What to produce
Repeat the listing exactly, line by line.

Data records

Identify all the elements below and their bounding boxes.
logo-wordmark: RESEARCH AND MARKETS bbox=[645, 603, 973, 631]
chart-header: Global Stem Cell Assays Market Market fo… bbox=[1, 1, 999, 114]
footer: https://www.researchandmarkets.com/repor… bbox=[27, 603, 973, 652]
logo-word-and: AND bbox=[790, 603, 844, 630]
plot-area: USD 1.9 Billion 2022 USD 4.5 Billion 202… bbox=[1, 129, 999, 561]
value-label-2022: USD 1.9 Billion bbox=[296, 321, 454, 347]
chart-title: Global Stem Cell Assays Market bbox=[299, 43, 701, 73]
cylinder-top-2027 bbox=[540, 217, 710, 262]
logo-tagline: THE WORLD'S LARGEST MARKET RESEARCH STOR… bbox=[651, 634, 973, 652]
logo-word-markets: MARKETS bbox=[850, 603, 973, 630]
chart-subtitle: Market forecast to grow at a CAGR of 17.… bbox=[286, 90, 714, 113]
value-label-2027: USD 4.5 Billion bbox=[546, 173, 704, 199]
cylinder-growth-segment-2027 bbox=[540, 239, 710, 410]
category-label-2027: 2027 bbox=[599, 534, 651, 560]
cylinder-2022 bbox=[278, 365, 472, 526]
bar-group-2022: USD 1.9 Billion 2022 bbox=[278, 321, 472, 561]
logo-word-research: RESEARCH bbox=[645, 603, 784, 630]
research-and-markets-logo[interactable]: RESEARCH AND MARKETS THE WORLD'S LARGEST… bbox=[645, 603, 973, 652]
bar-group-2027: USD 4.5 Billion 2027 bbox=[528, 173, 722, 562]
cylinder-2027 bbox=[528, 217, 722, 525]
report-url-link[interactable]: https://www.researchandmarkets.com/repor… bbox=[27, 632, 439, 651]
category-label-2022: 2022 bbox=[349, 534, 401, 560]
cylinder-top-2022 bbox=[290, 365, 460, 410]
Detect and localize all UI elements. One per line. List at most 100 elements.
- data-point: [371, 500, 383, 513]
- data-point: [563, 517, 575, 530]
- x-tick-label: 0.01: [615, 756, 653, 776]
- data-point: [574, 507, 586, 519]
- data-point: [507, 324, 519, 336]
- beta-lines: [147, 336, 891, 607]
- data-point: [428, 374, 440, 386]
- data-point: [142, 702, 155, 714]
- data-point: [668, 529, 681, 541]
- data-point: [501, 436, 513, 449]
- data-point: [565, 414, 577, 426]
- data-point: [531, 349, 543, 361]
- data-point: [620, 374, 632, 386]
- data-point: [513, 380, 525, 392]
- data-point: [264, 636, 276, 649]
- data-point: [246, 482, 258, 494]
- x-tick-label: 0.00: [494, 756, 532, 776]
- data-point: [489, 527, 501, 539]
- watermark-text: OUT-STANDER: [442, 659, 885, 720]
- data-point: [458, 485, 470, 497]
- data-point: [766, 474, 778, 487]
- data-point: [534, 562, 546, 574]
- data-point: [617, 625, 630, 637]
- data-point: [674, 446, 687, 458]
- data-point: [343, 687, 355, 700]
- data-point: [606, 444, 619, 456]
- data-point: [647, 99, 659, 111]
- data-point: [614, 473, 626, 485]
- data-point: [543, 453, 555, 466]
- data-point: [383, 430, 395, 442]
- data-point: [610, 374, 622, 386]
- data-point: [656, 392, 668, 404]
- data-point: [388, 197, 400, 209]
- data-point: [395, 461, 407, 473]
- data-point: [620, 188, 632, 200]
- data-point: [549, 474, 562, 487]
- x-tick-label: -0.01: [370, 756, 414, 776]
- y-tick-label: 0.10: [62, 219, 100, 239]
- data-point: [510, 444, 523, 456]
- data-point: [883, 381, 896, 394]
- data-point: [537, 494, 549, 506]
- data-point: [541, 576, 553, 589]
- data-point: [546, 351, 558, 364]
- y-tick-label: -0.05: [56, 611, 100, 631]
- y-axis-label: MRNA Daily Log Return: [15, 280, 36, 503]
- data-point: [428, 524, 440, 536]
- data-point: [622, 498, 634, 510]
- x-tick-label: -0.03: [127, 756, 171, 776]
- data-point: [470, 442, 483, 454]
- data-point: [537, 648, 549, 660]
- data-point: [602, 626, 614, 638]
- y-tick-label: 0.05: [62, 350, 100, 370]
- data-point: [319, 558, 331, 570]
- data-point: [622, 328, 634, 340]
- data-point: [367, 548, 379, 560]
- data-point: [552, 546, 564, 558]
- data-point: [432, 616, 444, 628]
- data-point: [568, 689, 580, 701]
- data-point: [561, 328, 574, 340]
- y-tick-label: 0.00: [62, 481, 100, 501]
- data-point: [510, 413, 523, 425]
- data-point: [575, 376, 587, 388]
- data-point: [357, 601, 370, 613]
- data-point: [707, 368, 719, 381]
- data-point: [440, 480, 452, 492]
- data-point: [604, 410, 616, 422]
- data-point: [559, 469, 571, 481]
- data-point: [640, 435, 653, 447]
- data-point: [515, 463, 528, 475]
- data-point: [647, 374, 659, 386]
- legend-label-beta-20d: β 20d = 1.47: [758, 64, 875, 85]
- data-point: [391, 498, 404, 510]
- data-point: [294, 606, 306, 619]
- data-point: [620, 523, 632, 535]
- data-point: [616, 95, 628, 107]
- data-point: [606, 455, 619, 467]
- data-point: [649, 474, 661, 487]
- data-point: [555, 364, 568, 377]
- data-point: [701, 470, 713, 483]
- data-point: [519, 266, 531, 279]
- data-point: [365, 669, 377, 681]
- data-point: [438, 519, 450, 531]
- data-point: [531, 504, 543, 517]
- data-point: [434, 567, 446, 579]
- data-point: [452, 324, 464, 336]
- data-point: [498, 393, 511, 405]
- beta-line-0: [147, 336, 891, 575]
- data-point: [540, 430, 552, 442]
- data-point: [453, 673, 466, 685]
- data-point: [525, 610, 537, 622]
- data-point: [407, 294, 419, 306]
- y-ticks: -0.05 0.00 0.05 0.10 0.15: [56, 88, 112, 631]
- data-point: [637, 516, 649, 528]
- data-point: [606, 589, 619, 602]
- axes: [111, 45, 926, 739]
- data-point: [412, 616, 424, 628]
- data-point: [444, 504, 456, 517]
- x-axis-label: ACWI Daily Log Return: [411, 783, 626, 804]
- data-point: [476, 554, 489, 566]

Response for this exercise
Identify all the elements below and their bounding boxes.
logo-wordmark: RESEARCH AND MARKETS bbox=[645, 603, 973, 631]
chart-header: Global Stem Cell Assays Market Market fo… bbox=[1, 1, 999, 114]
footer: https://www.researchandmarkets.com/repor… bbox=[27, 603, 973, 652]
logo-word-and: AND bbox=[790, 603, 844, 630]
plot-area: USD 1.9 Billion 2022 USD 4.5 Billion 202… bbox=[1, 129, 999, 561]
value-label-2022: USD 1.9 Billion bbox=[296, 321, 454, 347]
chart-title: Global Stem Cell Assays Market bbox=[299, 43, 701, 73]
cylinder-top-2027 bbox=[540, 217, 710, 262]
logo-tagline: THE WORLD'S LARGEST MARKET RESEARCH STOR… bbox=[651, 634, 973, 652]
logo-word-markets: MARKETS bbox=[850, 603, 973, 630]
chart-subtitle: Market forecast to grow at a CAGR of 17.… bbox=[286, 90, 714, 113]
value-label-2027: USD 4.5 Billion bbox=[546, 173, 704, 199]
cylinder-growth-segment-2027 bbox=[540, 239, 710, 410]
category-label-2027: 2027 bbox=[599, 534, 651, 560]
cylinder-2022 bbox=[278, 365, 472, 526]
bar-group-2022: USD 1.9 Billion 2022 bbox=[278, 321, 472, 561]
logo-word-research: RESEARCH bbox=[645, 603, 784, 630]
research-and-markets-logo[interactable]: RESEARCH AND MARKETS THE WORLD'S LARGEST… bbox=[645, 603, 973, 652]
bar-group-2027: USD 4.5 Billion 2027 bbox=[528, 173, 722, 562]
cylinder-2027 bbox=[528, 217, 722, 525]
report-url-link[interactable]: https://www.researchandmarkets.com/repor… bbox=[27, 632, 439, 651]
category-label-2022: 2022 bbox=[349, 534, 401, 560]
cylinder-top-2022 bbox=[290, 365, 460, 410]
Detect and localize all UI elements. One per line. List at most 100 elements.
- data-point: [371, 500, 383, 513]
- data-point: [563, 517, 575, 530]
- x-tick-label: 0.01: [615, 756, 653, 776]
- data-point: [574, 507, 586, 519]
- data-point: [507, 324, 519, 336]
- beta-lines: [147, 336, 891, 607]
- data-point: [428, 374, 440, 386]
- data-point: [142, 702, 155, 714]
- data-point: [668, 529, 681, 541]
- data-point: [501, 436, 513, 449]
- data-point: [565, 414, 577, 426]
- data-point: [531, 349, 543, 361]
- data-point: [620, 374, 632, 386]
- data-point: [513, 380, 525, 392]
- data-point: [264, 636, 276, 649]
- data-point: [246, 482, 258, 494]
- x-tick-label: 0.00: [494, 756, 532, 776]
- data-point: [489, 527, 501, 539]
- watermark-text: OUT-STANDER: [442, 659, 885, 720]
- data-point: [458, 485, 470, 497]
- data-point: [766, 474, 778, 487]
- data-point: [534, 562, 546, 574]
- data-point: [617, 625, 630, 637]
- data-point: [674, 446, 687, 458]
- data-point: [343, 687, 355, 700]
- data-point: [606, 444, 619, 456]
- data-point: [647, 99, 659, 111]
- data-point: [614, 473, 626, 485]
- data-point: [543, 453, 555, 466]
- data-point: [383, 430, 395, 442]
- data-point: [610, 374, 622, 386]
- data-point: [656, 392, 668, 404]
- data-point: [388, 197, 400, 209]
- data-point: [395, 461, 407, 473]
- data-point: [620, 188, 632, 200]
- data-point: [549, 474, 562, 487]
- x-tick-label: -0.01: [370, 756, 414, 776]
- y-tick-label: 0.10: [62, 219, 100, 239]
- data-point: [510, 444, 523, 456]
- data-point: [883, 381, 896, 394]
- data-point: [537, 494, 549, 506]
- data-point: [541, 576, 553, 589]
- data-point: [546, 351, 558, 364]
- y-tick-label: -0.05: [56, 611, 100, 631]
- y-axis-label: MRNA Daily Log Return: [15, 280, 36, 503]
- data-point: [428, 524, 440, 536]
- data-point: [622, 498, 634, 510]
- x-tick-label: -0.03: [127, 756, 171, 776]
- data-point: [470, 442, 483, 454]
- data-point: [537, 648, 549, 660]
- data-point: [602, 626, 614, 638]
- y-tick-label: 0.05: [62, 350, 100, 370]
- data-point: [319, 558, 331, 570]
- data-point: [622, 328, 634, 340]
- data-point: [367, 548, 379, 560]
- data-point: [552, 546, 564, 558]
- data-point: [432, 616, 444, 628]
- data-point: [568, 689, 580, 701]
- data-point: [561, 328, 574, 340]
- y-tick-label: 0.00: [62, 481, 100, 501]
- data-point: [510, 413, 523, 425]
- data-point: [575, 376, 587, 388]
- data-point: [357, 601, 370, 613]
- data-point: [707, 368, 719, 381]
- data-point: [440, 480, 452, 492]
- data-point: [604, 410, 616, 422]
- data-point: [559, 469, 571, 481]
- data-point: [640, 435, 653, 447]
- data-point: [515, 463, 528, 475]
- data-point: [647, 374, 659, 386]
- legend-label-beta-20d: β 20d = 1.47: [758, 64, 875, 85]
- data-point: [391, 498, 404, 510]
- data-point: [294, 606, 306, 619]
- data-point: [620, 523, 632, 535]
- data-point: [616, 95, 628, 107]
- data-point: [606, 455, 619, 467]
- data-point: [649, 474, 661, 487]
- data-point: [555, 364, 568, 377]
- data-point: [701, 470, 713, 483]
- data-point: [519, 266, 531, 279]
- data-point: [365, 669, 377, 681]
- data-point: [438, 519, 450, 531]
- data-point: [531, 504, 543, 517]
- data-point: [434, 567, 446, 579]
- data-point: [452, 324, 464, 336]
- data-point: [498, 393, 511, 405]
- beta-line-0: [147, 336, 891, 575]
- data-point: [540, 430, 552, 442]
- data-point: [453, 673, 466, 685]
- data-point: [525, 610, 537, 622]
- data-point: [407, 294, 419, 306]
- y-ticks: -0.05 0.00 0.05 0.10 0.15: [56, 88, 112, 631]
- data-point: [637, 516, 649, 528]
- data-point: [606, 589, 619, 602]
- axes: [111, 45, 926, 739]
- data-point: [412, 616, 424, 628]
- data-point: [444, 504, 456, 517]
- x-axis-label: ACWI Daily Log Return: [411, 783, 626, 804]
- data-point: [476, 554, 489, 566]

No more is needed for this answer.